Given request: Set down the material below word for word, excluding the pictures.

(Saved data entries)
------------------------------------------------

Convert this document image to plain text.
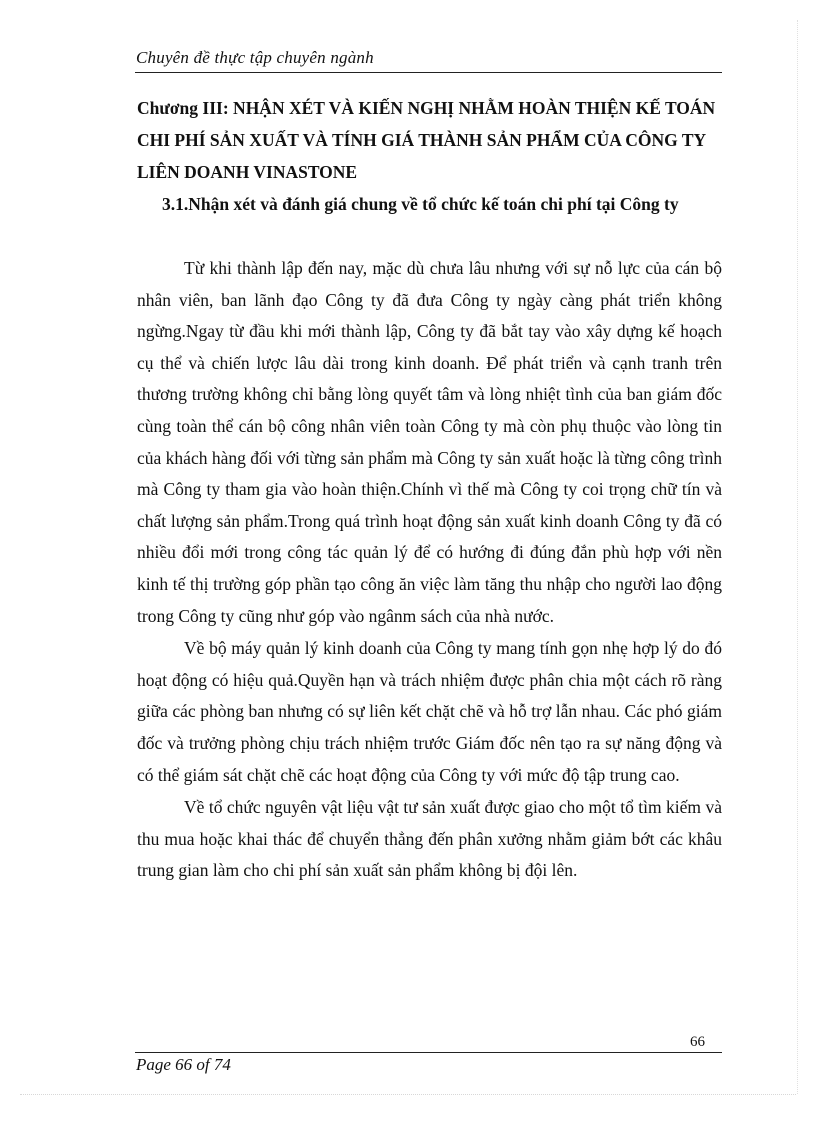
Chuyên đề thực tập chuyên ngành
Chương III: NHẬN XÉT VÀ KIẾN NGHỊ NHẰM HOÀN THIỆN KẾ TOÁN CHI PHÍ SẢN XUẤT VÀ TÍNH GIÁ THÀNH SẢN PHẨM CỦA CÔNG TY LIÊN DOANH VINASTONE
3.1.Nhận xét và đánh giá chung về tổ chức kế toán chi phí tại Công ty

Từ khi thành lập đến nay, mặc dù chưa lâu nhưng với sự nỗ lực của cán bộ nhân viên, ban lãnh đạo Công ty đã đưa Công ty ngày càng phát triển không ngừng.Ngay từ đầu khi mới thành lập, Công ty đã bắt tay vào xây dựng kế hoạch cụ thể và chiến lược lâu dài trong kinh doanh. Để phát triển và cạnh tranh trên thương trường không chỉ bằng lòng quyết tâm và lòng nhiệt tình của ban giám đốc cùng toàn thể cán bộ công nhân viên toàn Công ty mà còn phụ thuộc vào lòng tin của khách hàng đối với từng sản phẩm mà Công ty sản xuất hoặc là từng công trình mà Công ty tham gia vào hoàn thiện.Chính vì thế mà Công ty coi trọng chữ tín và chất lượng sản phẩm.Trong quá trình hoạt động sản xuất kinh doanh Công ty đã có nhiều đổi mới trong công tác quản lý để có hướng đi đúng đắn phù hợp với nền kinh tế thị trường góp phần tạo công ăn việc làm tăng thu nhập cho người lao động trong Công ty cũng như góp vào ngânm sách của nhà nước.

Về bộ máy quản lý kinh doanh của Công ty mang tính gọn nhẹ hợp lý do đó hoạt động có hiệu quả.Quyền hạn và trách nhiệm được phân chia một cách rõ ràng giữa các phòng ban nhưng có sự liên kết chặt chẽ và hỗ trợ lẫn nhau. Các phó giám đốc và trưởng phòng chịu trách nhiệm trước Giám đốc nên tạo ra sự năng động và có thể giám sát chặt chẽ các hoạt động của Công ty với mức độ tập trung cao.

Về tổ chức nguyên vật liệu vật tư sản xuất được giao cho một tổ tìm kiếm và thu mua hoặc khai thác để chuyển thẳng đến phân xưởng nhằm giảm bớt các khâu trung gian làm cho chi phí sản xuất sản phẩm không bị đội lên.

66
Page 66 of 74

------------------------------------------------

Answer below:
Convert this document image to plain text.
Chuyên đề thực tập chuyên ngành
Chương III: NHẬN XÉT VÀ KIẾN NGHỊ NHẰM HOÀN THIỆN KẾ TOÁN CHI PHÍ SẢN XUẤT VÀ TÍNH GIÁ THÀNH SẢN PHẨM CỦA CÔNG TY LIÊN DOANH VINASTONE
3.1.Nhận xét và đánh giá chung về tổ chức kế toán chi phí tại Công ty

Từ khi thành lập đến nay, mặc dù chưa lâu nhưng với sự nỗ lực của cán bộ nhân viên, ban lãnh đạo Công ty đã đưa Công ty ngày càng phát triển không ngừng.Ngay từ đầu khi mới thành lập, Công ty đã bắt tay vào xây dựng kế hoạch cụ thể và chiến lược lâu dài trong kinh doanh. Để phát triển và cạnh tranh trên thương trường không chỉ bằng lòng quyết tâm và lòng nhiệt tình của ban giám đốc cùng toàn thể cán bộ công nhân viên toàn Công ty mà còn phụ thuộc vào lòng tin của khách hàng đối với từng sản phẩm mà Công ty sản xuất hoặc là từng công trình mà Công ty tham gia vào hoàn thiện.Chính vì thế mà Công ty coi trọng chữ tín và chất lượng sản phẩm.Trong quá trình hoạt động sản xuất kinh doanh Công ty đã có nhiều đổi mới trong công tác quản lý để có hướng đi đúng đắn phù hợp với nền kinh tế thị trường góp phần tạo công ăn việc làm tăng thu nhập cho người lao động trong Công ty cũng như góp vào ngânm sách của nhà nước.

Về bộ máy quản lý kinh doanh của Công ty mang tính gọn nhẹ hợp lý do đó hoạt động có hiệu quả.Quyền hạn và trách nhiệm được phân chia một cách rõ ràng giữa các phòng ban nhưng có sự liên kết chặt chẽ và hỗ trợ lẫn nhau. Các phó giám đốc và trưởng phòng chịu trách nhiệm trước Giám đốc nên tạo ra sự năng động và có thể giám sát chặt chẽ các hoạt động của Công ty với mức độ tập trung cao.

Về tổ chức nguyên vật liệu vật tư sản xuất được giao cho một tổ tìm kiếm và thu mua hoặc khai thác để chuyển thẳng đến phân xưởng nhằm giảm bớt các khâu trung gian làm cho chi phí sản xuất sản phẩm không bị đội lên.

66
Page 66 of 74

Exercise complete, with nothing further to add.